> **What you have to do**
Rewrite the part of the records that opens with the line containing "What are the" and closes with the line containing "x-tick-label: 0 (50, 838, 66, 872)", changing "y-tick-label" to "vertical-tick-label" and keeping everything else the same. Leave the pictures out of the result.

^^^^^^^^^^^^^^^^

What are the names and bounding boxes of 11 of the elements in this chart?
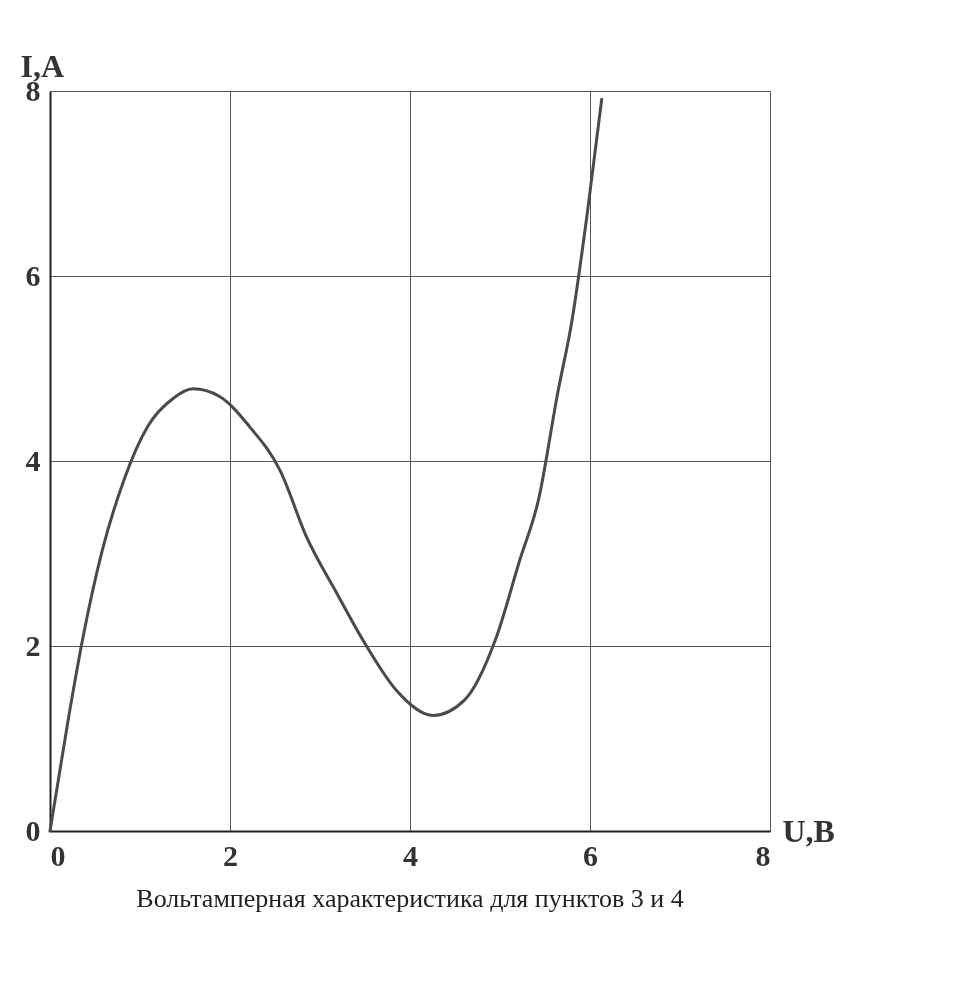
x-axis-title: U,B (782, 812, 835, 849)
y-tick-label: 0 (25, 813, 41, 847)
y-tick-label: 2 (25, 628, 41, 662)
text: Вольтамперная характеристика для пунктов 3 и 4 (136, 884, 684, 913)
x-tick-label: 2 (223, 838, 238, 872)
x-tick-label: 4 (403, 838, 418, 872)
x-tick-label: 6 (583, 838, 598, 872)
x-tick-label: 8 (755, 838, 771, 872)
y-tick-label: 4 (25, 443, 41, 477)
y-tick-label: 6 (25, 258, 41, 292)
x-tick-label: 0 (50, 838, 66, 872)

^^^^^^^^^^^^^^^^

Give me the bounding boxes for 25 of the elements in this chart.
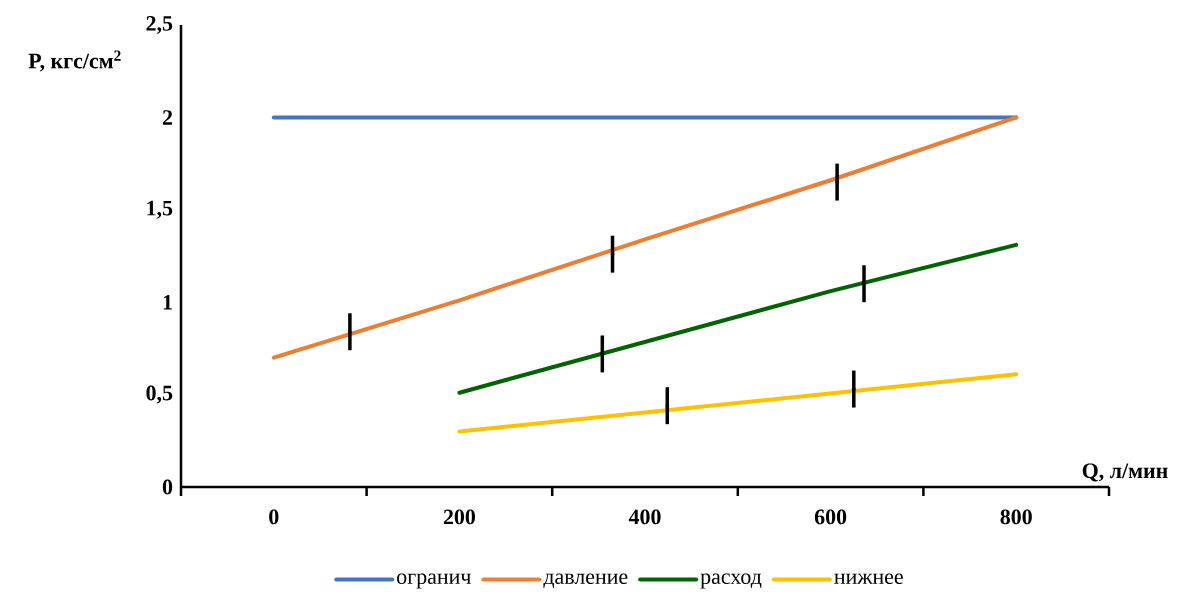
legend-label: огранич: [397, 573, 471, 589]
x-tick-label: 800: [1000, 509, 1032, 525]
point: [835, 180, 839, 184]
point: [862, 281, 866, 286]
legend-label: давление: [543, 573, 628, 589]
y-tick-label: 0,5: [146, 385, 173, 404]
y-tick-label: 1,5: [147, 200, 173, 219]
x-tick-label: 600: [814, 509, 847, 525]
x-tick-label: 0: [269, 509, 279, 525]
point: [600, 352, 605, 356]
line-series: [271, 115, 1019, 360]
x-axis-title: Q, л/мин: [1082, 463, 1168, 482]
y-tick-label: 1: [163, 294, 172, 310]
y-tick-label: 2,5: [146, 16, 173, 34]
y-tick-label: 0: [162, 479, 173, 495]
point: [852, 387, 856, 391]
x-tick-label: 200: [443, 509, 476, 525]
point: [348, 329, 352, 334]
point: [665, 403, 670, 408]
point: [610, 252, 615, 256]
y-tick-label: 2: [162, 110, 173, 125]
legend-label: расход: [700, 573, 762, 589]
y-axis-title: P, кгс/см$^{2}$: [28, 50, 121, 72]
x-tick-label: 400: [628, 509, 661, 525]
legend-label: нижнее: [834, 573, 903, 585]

^^^^^^^^^^^^^^^^

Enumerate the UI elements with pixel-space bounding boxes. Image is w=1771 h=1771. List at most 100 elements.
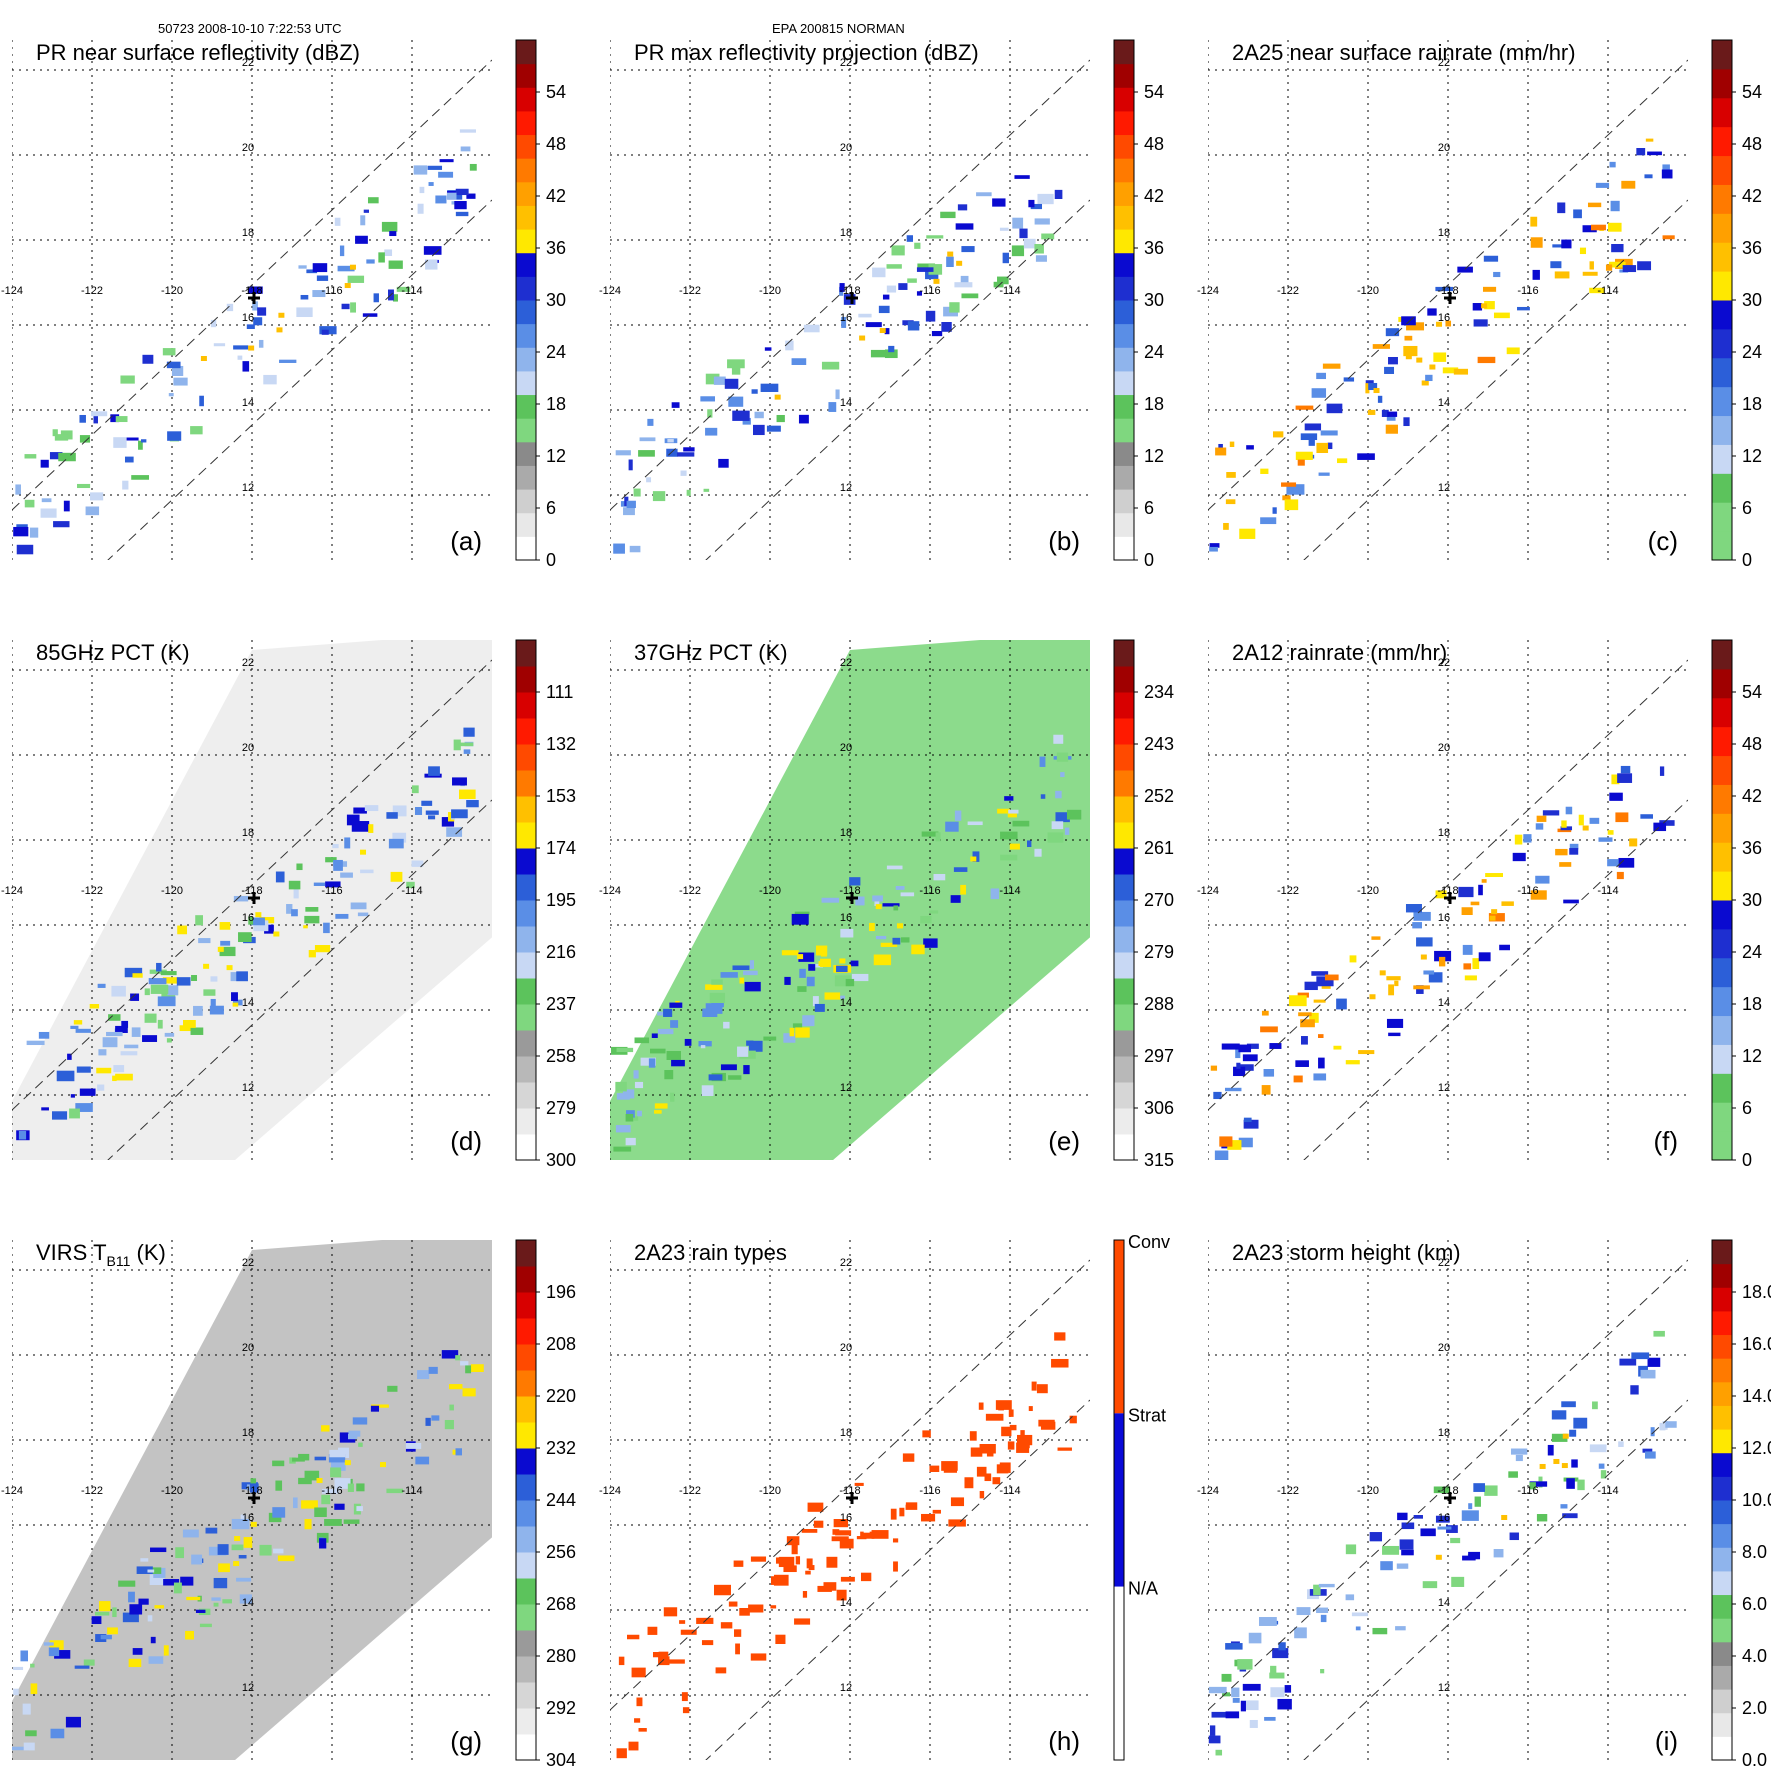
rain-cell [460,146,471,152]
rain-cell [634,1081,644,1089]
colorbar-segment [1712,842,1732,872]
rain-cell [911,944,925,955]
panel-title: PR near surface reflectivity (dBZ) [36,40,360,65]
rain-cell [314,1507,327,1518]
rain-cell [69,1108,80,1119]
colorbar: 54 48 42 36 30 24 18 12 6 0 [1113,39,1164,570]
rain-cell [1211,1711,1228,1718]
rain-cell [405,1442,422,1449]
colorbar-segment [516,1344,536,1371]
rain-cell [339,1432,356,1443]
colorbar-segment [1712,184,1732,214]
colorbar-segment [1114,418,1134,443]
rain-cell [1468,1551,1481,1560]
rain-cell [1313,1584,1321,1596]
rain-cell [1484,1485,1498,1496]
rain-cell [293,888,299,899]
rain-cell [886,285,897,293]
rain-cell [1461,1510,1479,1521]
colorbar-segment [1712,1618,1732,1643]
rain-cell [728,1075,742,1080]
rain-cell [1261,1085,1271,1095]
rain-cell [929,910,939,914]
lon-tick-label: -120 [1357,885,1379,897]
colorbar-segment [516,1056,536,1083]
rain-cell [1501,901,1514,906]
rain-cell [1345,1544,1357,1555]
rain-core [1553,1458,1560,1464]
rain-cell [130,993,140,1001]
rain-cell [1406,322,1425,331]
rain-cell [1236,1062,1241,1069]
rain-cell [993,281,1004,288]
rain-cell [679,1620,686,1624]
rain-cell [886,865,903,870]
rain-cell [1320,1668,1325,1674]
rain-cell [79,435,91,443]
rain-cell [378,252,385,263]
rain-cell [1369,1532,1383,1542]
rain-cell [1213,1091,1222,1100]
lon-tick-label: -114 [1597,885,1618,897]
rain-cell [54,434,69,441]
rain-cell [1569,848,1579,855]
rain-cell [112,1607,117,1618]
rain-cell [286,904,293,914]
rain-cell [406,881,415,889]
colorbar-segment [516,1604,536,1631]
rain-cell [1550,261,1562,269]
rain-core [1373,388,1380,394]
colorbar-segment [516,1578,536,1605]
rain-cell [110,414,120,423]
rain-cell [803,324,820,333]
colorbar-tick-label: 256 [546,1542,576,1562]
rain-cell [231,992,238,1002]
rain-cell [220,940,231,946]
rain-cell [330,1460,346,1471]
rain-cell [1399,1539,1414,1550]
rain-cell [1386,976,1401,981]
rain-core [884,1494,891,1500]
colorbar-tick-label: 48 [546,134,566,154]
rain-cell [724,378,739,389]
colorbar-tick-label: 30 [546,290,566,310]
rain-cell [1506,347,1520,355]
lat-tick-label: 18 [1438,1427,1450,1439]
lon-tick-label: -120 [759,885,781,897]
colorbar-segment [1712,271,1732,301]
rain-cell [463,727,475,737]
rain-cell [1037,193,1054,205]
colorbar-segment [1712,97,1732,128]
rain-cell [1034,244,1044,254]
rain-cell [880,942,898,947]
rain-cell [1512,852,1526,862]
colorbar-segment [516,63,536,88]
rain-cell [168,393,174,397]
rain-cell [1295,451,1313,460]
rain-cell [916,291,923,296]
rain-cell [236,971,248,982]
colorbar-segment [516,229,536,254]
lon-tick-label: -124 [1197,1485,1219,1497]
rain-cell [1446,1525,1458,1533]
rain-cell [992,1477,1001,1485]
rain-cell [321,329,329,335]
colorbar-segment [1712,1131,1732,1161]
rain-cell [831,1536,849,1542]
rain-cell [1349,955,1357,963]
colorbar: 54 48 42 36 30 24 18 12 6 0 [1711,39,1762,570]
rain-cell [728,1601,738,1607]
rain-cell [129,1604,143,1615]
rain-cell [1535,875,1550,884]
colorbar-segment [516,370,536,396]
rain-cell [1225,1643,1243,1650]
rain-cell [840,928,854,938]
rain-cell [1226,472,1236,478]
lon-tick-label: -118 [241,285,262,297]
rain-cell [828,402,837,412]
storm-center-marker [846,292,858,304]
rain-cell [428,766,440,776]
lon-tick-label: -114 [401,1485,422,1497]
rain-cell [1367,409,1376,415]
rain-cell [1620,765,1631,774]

^^^^^^^^^^^^^^^^

> **Written answer**
What are the names and bounding boxes of 11 of the elements in this chart?
x-axis-title: U,B (782, 812, 835, 849)
vertical-tick-label: 0 (25, 813, 41, 847)
vertical-tick-label: 2 (25, 628, 41, 662)
text: Вольтамперная характеристика для пунктов 3 и 4 (136, 884, 684, 913)
x-tick-label: 2 (223, 838, 238, 872)
x-tick-label: 4 (403, 838, 418, 872)
x-tick-label: 6 (583, 838, 598, 872)
x-tick-label: 8 (755, 838, 771, 872)
vertical-tick-label: 4 (25, 443, 41, 477)
vertical-tick-label: 6 (25, 258, 41, 292)
x-tick-label: 0 (50, 838, 66, 872)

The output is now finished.